(Items listed in a dataset)
----
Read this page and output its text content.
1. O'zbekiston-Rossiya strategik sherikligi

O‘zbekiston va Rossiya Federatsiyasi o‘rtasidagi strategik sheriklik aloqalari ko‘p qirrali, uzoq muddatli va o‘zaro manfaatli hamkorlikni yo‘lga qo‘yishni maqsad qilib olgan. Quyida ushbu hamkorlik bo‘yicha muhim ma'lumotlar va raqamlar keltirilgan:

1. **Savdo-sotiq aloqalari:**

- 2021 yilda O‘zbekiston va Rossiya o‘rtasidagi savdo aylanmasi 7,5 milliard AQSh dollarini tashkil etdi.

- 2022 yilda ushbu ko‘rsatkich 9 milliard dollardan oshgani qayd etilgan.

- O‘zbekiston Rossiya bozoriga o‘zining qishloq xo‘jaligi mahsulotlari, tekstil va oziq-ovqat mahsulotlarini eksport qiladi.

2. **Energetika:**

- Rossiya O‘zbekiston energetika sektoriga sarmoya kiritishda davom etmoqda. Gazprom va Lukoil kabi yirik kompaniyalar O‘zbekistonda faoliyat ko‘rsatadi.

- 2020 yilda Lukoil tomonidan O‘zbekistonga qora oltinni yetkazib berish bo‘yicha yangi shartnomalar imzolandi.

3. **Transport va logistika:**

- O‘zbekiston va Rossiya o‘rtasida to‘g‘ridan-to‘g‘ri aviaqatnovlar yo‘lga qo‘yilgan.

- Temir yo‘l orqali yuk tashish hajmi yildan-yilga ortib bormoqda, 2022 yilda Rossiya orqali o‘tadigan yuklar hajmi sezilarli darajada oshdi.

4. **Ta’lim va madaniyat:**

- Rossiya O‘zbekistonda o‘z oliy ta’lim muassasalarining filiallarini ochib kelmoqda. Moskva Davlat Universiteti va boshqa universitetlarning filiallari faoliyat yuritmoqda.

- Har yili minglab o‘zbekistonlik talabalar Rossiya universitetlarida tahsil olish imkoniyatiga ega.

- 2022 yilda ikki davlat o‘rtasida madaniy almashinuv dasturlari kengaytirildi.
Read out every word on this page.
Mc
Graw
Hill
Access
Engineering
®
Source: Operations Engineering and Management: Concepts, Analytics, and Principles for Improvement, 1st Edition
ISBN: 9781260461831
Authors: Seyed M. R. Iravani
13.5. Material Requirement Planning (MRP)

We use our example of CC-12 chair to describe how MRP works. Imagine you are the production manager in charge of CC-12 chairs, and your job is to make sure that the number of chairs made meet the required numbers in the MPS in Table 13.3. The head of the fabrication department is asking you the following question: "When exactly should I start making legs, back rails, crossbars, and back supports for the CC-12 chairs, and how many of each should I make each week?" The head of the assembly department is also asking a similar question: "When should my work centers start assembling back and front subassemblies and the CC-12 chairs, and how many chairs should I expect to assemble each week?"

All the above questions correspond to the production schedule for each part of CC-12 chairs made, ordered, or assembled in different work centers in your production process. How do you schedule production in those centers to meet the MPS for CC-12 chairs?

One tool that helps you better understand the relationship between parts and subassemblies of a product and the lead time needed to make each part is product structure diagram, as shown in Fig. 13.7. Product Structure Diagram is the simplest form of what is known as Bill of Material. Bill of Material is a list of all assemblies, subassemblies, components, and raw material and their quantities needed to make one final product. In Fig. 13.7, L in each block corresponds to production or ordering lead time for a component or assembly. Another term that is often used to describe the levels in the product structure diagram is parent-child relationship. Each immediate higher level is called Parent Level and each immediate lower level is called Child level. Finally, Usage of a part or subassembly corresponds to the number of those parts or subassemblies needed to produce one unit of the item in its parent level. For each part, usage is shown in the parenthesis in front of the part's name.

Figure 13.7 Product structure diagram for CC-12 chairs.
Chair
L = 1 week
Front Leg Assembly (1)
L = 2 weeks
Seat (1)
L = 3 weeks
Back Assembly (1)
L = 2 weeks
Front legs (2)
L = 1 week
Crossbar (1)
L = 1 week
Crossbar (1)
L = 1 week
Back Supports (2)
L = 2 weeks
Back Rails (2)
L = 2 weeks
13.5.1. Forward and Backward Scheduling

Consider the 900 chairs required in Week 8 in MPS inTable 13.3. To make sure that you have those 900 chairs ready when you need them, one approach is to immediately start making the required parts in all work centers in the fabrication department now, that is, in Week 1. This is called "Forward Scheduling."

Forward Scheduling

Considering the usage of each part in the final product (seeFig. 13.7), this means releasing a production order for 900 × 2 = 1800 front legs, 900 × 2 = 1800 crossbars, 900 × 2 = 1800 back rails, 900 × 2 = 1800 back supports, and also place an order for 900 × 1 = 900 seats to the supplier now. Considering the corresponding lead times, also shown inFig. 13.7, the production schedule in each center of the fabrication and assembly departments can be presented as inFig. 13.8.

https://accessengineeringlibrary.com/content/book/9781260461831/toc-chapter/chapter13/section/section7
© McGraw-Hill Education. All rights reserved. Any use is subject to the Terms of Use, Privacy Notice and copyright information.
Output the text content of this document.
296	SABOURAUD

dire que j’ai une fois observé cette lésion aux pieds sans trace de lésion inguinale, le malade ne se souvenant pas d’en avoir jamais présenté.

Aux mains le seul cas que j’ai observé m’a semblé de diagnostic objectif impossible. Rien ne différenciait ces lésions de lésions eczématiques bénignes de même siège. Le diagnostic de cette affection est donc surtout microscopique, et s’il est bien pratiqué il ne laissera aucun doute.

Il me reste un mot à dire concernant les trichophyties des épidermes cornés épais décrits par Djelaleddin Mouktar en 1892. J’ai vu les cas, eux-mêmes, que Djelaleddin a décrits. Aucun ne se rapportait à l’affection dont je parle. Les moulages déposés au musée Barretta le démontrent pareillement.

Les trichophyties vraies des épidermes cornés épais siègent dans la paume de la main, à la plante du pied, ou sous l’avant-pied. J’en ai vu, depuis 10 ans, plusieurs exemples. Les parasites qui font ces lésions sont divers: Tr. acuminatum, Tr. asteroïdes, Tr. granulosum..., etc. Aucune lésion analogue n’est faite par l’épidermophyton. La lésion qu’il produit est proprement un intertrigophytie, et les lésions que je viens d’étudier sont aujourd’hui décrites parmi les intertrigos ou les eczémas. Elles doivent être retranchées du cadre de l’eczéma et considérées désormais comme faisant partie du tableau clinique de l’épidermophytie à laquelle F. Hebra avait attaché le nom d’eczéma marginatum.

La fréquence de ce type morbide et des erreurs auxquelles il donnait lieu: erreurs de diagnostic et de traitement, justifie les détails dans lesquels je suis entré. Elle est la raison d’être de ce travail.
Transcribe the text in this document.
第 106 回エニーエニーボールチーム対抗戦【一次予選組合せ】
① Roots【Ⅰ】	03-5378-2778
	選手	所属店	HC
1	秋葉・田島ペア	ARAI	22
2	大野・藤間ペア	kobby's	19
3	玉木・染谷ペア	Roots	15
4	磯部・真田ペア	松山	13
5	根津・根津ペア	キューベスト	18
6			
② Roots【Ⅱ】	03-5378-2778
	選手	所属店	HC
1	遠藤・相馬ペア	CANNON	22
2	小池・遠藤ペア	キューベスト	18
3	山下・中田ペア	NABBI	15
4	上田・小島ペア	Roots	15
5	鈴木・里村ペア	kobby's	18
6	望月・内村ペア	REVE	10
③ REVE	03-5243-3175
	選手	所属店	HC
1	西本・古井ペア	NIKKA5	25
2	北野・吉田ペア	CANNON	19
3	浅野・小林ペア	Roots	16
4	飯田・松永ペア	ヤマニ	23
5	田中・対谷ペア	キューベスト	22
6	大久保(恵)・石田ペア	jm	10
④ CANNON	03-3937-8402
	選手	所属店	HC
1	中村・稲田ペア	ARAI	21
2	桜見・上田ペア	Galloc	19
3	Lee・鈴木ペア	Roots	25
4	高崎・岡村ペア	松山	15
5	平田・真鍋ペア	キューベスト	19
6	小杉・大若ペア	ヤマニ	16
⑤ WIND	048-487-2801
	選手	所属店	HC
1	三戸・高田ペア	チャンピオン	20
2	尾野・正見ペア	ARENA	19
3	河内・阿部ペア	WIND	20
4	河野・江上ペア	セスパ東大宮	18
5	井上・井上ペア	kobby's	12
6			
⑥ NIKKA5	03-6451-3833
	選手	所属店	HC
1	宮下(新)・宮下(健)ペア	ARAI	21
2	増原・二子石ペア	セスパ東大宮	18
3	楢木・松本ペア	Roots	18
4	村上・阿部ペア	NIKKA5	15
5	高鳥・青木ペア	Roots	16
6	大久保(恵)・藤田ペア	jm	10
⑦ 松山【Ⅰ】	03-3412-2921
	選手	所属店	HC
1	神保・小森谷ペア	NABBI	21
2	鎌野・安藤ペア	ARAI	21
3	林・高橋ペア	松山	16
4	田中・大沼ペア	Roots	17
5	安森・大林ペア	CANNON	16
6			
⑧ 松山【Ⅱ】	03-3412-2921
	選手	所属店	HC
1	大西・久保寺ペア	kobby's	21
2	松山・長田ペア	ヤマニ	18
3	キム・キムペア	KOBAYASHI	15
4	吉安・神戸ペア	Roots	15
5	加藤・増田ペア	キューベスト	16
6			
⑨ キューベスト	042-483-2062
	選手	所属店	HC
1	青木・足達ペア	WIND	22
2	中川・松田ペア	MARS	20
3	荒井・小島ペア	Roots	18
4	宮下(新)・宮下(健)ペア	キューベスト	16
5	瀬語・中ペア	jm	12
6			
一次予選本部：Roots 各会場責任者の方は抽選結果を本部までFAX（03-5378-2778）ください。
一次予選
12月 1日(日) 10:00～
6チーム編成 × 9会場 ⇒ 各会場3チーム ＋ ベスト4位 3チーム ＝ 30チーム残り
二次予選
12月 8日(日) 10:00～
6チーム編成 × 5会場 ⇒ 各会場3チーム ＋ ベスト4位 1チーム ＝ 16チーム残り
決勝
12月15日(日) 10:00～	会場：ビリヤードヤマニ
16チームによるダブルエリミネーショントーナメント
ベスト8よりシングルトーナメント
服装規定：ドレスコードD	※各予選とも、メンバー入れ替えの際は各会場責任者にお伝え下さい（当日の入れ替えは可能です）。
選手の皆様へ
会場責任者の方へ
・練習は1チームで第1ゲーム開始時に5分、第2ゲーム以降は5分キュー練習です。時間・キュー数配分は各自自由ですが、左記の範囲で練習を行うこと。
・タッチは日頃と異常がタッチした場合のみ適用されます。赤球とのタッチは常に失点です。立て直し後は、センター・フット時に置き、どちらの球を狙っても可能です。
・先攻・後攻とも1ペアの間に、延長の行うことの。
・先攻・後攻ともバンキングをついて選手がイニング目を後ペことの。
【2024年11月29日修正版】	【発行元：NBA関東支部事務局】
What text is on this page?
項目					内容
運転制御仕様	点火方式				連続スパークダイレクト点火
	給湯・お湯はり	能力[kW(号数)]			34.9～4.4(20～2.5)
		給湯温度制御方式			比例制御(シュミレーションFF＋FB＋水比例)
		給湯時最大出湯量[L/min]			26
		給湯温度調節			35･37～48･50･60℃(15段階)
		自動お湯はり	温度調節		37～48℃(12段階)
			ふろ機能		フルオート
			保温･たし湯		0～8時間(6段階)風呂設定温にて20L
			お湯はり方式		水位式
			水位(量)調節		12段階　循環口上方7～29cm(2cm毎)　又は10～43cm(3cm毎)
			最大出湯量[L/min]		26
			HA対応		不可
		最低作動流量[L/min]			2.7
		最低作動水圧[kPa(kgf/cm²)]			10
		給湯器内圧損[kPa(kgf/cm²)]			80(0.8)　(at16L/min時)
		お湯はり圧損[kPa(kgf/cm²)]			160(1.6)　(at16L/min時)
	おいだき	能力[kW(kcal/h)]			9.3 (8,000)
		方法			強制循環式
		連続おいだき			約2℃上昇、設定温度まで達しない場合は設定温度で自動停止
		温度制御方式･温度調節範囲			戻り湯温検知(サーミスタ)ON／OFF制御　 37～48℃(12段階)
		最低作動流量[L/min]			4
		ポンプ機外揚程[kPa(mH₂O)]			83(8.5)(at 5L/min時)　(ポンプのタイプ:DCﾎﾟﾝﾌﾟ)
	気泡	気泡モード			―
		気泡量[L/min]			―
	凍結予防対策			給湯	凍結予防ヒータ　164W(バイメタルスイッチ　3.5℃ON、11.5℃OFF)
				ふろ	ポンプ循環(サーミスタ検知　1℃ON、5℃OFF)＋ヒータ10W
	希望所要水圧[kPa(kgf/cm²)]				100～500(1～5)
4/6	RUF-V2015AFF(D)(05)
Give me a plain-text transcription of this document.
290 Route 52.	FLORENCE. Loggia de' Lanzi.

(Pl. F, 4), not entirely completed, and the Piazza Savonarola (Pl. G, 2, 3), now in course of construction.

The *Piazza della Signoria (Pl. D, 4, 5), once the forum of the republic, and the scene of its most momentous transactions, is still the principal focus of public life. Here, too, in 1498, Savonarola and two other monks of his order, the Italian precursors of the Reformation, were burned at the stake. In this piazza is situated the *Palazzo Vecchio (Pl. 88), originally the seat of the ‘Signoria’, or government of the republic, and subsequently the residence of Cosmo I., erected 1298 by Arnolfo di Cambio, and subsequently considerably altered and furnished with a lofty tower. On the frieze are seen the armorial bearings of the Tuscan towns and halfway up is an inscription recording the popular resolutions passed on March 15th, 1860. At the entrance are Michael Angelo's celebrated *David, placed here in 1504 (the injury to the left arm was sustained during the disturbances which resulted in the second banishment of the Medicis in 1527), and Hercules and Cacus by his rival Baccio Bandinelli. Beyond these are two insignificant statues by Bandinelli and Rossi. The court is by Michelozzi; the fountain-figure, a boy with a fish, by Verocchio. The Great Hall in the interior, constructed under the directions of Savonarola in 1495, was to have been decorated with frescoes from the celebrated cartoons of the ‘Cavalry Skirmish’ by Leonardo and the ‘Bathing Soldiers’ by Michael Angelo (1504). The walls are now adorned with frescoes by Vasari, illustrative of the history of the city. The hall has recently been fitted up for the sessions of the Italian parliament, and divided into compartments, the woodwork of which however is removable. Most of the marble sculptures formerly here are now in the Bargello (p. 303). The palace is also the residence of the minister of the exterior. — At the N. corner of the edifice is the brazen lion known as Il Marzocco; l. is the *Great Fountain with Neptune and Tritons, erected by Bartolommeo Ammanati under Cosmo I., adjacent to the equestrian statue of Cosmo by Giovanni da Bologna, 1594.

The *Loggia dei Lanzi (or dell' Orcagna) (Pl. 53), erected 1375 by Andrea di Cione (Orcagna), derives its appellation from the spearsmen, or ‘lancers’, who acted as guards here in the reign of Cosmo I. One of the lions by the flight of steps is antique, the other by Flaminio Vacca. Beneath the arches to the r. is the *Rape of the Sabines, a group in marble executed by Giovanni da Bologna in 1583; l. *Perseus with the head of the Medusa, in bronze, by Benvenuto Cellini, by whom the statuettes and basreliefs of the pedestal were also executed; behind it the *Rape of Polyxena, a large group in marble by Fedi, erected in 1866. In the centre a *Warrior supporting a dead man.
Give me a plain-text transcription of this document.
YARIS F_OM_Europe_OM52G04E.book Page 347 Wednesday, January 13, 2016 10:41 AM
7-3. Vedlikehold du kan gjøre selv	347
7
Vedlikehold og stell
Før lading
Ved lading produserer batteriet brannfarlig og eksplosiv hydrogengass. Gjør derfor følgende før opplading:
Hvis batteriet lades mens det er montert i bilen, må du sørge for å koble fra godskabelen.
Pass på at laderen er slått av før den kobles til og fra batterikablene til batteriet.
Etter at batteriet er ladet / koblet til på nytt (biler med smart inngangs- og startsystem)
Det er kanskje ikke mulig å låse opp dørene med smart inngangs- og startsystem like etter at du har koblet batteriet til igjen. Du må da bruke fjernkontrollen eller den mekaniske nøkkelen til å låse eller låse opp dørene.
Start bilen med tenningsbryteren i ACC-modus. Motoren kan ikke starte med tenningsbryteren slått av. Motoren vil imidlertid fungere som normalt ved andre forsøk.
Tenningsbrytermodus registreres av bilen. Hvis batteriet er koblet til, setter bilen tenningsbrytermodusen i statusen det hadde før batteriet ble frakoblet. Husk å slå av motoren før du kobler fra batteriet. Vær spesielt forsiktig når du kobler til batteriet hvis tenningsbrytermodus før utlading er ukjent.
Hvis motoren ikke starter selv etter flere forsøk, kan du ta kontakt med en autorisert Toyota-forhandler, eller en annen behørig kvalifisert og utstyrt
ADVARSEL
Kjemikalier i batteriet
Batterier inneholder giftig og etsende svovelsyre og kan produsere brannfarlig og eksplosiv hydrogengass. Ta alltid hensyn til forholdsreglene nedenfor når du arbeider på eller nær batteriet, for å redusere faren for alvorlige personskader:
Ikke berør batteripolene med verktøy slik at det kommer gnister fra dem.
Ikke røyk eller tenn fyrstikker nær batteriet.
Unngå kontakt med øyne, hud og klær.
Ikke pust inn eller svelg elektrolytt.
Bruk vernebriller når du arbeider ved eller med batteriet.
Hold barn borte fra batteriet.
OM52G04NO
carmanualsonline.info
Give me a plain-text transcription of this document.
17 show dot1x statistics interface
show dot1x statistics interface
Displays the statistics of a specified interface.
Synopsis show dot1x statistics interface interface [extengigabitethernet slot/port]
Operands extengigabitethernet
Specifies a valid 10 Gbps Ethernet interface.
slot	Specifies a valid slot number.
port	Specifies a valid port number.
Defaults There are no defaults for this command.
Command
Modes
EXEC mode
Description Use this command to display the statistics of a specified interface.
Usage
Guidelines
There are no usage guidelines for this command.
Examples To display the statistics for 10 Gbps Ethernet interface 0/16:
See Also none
----
> WHAT IS REQUIRED:
Look through the material above. Copy each line where the word "bilen" appears.

> RESULT BELOW:
Hvis batteriet lades mens det er montert i bilen, må du sørge for å koble fra godskabelen.
Start bilen med tenningsbryteren i ACC-modus. Motoren kan ikke starte med tenningsbryteren slått av. Motoren vil imidlertid fungere som normalt ved andre forsøk.
Tenningsbrytermodus registreres av bilen. Hvis batteriet er koblet til, setter bilen tenningsbrytermodusen i statusen det hadde før batteriet ble frakoblet. Husk å slå av motoren før du kobler fra batteriet. Vær spesielt forsiktig når du kobler til batteriet hvis tenningsbrytermodus før utlading er ukjent.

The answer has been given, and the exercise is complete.